• _WORK REQUIRED_:
Reproduce the records from their first line through the line that contains "time-tag: 17:22:00 xyxy=(648,965,693,979)", including both ends and keeping every line unchanged.

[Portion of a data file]
....................
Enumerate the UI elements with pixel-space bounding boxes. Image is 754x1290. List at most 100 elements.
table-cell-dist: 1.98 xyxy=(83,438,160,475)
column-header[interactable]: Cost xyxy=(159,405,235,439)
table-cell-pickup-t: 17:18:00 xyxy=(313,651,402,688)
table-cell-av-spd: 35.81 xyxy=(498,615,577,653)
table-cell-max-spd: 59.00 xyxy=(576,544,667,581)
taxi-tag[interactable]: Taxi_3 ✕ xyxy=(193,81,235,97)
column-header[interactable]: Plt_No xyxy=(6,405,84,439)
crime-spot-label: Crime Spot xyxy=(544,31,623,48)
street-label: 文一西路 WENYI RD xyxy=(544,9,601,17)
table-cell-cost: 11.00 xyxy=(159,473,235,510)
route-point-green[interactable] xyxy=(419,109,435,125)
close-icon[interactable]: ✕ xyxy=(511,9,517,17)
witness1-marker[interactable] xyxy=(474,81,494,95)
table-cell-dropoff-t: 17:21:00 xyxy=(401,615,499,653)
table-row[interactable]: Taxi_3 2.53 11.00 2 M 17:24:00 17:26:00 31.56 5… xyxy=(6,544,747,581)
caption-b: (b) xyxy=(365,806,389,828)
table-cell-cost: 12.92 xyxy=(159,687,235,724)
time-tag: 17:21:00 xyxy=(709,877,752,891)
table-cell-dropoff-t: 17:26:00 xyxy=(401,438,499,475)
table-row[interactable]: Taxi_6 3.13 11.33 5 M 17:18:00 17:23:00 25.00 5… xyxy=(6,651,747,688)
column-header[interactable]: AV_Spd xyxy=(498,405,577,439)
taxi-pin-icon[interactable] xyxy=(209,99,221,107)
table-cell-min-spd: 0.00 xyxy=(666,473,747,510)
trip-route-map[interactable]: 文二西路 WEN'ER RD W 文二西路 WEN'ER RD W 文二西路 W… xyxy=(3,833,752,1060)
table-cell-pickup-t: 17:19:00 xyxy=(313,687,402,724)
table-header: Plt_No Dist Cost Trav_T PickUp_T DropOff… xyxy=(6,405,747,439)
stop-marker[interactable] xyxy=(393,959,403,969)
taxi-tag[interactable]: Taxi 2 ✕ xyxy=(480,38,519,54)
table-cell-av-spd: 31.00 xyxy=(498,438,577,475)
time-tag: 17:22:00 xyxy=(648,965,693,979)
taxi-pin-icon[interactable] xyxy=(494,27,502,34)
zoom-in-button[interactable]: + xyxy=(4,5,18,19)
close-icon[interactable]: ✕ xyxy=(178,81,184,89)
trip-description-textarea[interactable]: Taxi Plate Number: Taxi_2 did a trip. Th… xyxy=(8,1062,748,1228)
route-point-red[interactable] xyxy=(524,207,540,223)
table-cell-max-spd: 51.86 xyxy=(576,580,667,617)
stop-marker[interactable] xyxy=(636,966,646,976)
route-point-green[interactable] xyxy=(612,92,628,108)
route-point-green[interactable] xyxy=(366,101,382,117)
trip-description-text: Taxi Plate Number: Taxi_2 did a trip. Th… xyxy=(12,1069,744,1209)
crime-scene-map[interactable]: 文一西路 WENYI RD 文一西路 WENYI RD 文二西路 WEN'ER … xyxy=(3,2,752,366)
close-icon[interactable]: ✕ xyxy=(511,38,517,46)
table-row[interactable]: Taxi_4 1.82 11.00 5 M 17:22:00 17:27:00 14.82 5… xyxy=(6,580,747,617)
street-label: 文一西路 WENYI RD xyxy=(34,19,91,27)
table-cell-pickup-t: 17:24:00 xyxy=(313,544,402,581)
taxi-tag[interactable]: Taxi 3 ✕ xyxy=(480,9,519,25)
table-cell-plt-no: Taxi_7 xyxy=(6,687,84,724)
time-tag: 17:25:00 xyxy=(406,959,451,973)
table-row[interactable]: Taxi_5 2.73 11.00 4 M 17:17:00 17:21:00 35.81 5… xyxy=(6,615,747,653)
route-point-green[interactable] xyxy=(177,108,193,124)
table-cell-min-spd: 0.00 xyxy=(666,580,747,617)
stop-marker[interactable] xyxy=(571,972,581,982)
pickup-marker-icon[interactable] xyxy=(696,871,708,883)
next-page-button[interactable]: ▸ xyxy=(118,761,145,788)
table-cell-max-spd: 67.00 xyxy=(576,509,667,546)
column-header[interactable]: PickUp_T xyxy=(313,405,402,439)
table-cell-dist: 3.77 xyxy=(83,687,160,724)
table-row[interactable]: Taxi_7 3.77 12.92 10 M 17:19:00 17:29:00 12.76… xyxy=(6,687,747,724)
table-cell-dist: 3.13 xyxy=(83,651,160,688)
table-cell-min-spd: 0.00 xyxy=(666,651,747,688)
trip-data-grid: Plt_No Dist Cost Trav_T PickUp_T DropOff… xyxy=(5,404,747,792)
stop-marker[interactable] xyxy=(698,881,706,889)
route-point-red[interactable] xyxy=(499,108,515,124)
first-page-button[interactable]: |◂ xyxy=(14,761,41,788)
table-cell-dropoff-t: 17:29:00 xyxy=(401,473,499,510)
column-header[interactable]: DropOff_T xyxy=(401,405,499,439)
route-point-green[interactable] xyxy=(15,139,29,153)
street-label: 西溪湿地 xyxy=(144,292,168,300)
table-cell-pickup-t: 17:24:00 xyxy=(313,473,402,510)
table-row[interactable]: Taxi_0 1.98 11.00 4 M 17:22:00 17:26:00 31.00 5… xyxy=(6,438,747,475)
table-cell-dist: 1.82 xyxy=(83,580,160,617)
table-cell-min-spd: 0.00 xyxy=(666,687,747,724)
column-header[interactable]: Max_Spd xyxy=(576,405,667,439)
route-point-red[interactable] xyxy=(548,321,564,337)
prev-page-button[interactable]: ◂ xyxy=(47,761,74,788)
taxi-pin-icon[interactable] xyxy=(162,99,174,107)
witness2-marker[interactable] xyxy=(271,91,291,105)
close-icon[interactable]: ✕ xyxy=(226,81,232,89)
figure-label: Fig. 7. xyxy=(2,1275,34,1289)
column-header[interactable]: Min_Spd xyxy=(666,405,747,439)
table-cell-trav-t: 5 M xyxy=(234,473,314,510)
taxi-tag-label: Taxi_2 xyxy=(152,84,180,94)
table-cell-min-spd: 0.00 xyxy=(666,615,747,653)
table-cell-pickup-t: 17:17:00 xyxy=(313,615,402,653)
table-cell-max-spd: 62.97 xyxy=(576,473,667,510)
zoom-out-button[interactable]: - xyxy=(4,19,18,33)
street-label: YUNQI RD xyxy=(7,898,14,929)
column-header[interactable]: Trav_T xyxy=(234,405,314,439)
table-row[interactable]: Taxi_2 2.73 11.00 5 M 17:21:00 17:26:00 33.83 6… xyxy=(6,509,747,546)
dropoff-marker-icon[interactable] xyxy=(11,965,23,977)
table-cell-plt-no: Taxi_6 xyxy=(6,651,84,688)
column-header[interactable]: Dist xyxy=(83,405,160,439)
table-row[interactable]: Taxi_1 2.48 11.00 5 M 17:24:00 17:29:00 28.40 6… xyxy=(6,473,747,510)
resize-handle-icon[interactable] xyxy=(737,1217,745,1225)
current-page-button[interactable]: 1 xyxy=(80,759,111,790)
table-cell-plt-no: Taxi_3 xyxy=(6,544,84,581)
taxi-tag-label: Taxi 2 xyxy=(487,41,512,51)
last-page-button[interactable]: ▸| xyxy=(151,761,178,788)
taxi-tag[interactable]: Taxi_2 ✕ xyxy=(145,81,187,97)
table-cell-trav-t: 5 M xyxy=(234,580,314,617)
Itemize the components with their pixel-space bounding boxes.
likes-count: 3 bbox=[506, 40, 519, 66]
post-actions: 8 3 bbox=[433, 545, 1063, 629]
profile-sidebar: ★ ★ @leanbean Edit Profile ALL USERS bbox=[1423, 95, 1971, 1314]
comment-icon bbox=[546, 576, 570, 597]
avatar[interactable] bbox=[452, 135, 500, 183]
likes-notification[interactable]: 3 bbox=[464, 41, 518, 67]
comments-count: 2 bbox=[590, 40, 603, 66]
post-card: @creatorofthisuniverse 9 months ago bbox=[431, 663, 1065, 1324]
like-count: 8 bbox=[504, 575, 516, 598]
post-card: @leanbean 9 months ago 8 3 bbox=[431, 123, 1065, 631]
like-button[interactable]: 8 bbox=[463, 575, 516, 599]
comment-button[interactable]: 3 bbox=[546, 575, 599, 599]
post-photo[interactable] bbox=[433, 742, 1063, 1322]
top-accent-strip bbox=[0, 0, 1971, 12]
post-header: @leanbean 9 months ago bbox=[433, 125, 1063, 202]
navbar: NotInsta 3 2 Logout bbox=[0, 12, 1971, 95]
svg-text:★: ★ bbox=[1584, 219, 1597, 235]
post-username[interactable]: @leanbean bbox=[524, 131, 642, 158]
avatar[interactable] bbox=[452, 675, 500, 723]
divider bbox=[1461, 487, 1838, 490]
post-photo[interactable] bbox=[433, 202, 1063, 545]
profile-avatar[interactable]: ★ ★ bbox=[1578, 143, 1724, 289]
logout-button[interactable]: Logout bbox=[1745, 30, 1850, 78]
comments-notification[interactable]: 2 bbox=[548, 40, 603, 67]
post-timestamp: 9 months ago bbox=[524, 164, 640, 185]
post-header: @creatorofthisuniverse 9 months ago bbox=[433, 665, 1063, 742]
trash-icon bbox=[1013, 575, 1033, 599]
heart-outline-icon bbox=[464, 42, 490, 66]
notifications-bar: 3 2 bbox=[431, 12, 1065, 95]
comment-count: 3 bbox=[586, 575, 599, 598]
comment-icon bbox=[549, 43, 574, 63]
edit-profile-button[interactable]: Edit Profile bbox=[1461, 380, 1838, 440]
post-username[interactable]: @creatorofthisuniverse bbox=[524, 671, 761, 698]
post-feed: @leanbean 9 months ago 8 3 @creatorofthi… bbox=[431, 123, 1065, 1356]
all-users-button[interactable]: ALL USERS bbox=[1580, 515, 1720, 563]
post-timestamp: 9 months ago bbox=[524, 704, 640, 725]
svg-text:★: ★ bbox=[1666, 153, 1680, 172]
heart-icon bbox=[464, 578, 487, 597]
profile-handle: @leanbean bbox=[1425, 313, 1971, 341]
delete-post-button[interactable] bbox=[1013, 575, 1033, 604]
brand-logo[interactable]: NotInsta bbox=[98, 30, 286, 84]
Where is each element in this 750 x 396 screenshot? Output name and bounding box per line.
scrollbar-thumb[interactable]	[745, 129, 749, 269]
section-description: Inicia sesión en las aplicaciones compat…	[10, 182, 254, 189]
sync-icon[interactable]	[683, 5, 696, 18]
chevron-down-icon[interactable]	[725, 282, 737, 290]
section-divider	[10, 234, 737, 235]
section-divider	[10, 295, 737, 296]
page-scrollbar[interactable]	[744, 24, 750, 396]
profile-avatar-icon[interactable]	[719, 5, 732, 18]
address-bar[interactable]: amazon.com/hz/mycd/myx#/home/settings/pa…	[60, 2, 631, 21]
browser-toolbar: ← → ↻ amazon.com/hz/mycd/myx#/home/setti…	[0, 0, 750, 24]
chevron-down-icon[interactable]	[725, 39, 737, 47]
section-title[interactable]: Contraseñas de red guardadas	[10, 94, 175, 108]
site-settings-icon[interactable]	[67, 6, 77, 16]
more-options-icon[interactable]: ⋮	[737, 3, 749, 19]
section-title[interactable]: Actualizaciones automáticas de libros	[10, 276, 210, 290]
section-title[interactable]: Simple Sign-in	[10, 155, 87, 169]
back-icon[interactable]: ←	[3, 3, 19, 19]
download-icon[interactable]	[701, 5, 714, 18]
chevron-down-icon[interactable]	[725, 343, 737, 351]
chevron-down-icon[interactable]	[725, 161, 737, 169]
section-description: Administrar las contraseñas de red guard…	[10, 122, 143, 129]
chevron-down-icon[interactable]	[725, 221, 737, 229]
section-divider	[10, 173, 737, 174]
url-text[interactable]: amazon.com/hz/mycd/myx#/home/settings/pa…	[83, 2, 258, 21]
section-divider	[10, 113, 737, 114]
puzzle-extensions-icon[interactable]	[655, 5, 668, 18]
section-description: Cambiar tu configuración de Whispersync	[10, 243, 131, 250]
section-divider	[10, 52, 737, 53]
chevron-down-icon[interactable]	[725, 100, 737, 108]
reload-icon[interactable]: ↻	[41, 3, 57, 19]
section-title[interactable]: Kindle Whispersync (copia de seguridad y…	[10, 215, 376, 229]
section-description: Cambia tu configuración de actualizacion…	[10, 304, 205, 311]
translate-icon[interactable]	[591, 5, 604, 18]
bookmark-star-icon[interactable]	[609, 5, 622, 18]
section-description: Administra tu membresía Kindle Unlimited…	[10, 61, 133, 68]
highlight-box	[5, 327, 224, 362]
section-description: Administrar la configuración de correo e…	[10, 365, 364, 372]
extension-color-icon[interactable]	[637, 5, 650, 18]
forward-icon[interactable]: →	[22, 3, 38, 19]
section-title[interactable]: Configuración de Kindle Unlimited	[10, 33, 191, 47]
....................
• _EXERCISE RESPONSE_:
Enumerate the UI elements with pixel-space bounding boxes. Image is 754x1290. List at most 100 elements.
table-cell-dist: 1.98 xyxy=(83,438,160,475)
column-header[interactable]: Cost xyxy=(159,405,235,439)
table-cell-pickup-t: 17:18:00 xyxy=(313,651,402,688)
table-cell-av-spd: 35.81 xyxy=(498,615,577,653)
table-cell-max-spd: 59.00 xyxy=(576,544,667,581)
taxi-tag[interactable]: Taxi_3 ✕ xyxy=(193,81,235,97)
column-header[interactable]: Plt_No xyxy=(6,405,84,439)
crime-spot-label: Crime Spot xyxy=(544,31,623,48)
street-label: 文一西路 WENYI RD xyxy=(544,9,601,17)
table-cell-cost: 11.00 xyxy=(159,473,235,510)
route-point-green[interactable] xyxy=(419,109,435,125)
close-icon[interactable]: ✕ xyxy=(511,9,517,17)
witness1-marker[interactable] xyxy=(474,81,494,95)
table-cell-dropoff-t: 17:21:00 xyxy=(401,615,499,653)
table-row[interactable]: Taxi_3 2.53 11.00 2 M 17:24:00 17:26:00 31.56 5… xyxy=(6,544,747,581)
caption-b: (b) xyxy=(365,806,389,828)
table-cell-cost: 12.92 xyxy=(159,687,235,724)
time-tag: 17:21:00 xyxy=(709,877,752,891)
table-cell-dropoff-t: 17:26:00 xyxy=(401,438,499,475)
table-row[interactable]: Taxi_6 3.13 11.33 5 M 17:18:00 17:23:00 25.00 5… xyxy=(6,651,747,688)
column-header[interactable]: AV_Spd xyxy=(498,405,577,439)
taxi-pin-icon[interactable] xyxy=(209,99,221,107)
table-cell-min-spd: 0.00 xyxy=(666,473,747,510)
trip-route-map[interactable]: 文二西路 WEN'ER RD W 文二西路 WEN'ER RD W 文二西路 W… xyxy=(3,833,752,1060)
table-cell-pickup-t: 17:19:00 xyxy=(313,687,402,724)
table-header: Plt_No Dist Cost Trav_T PickUp_T DropOff… xyxy=(6,405,747,439)
stop-marker[interactable] xyxy=(393,959,403,969)
taxi-tag[interactable]: Taxi 2 ✕ xyxy=(480,38,519,54)
table-cell-av-spd: 31.00 xyxy=(498,438,577,475)
time-tag: 17:22:00 xyxy=(648,965,693,979)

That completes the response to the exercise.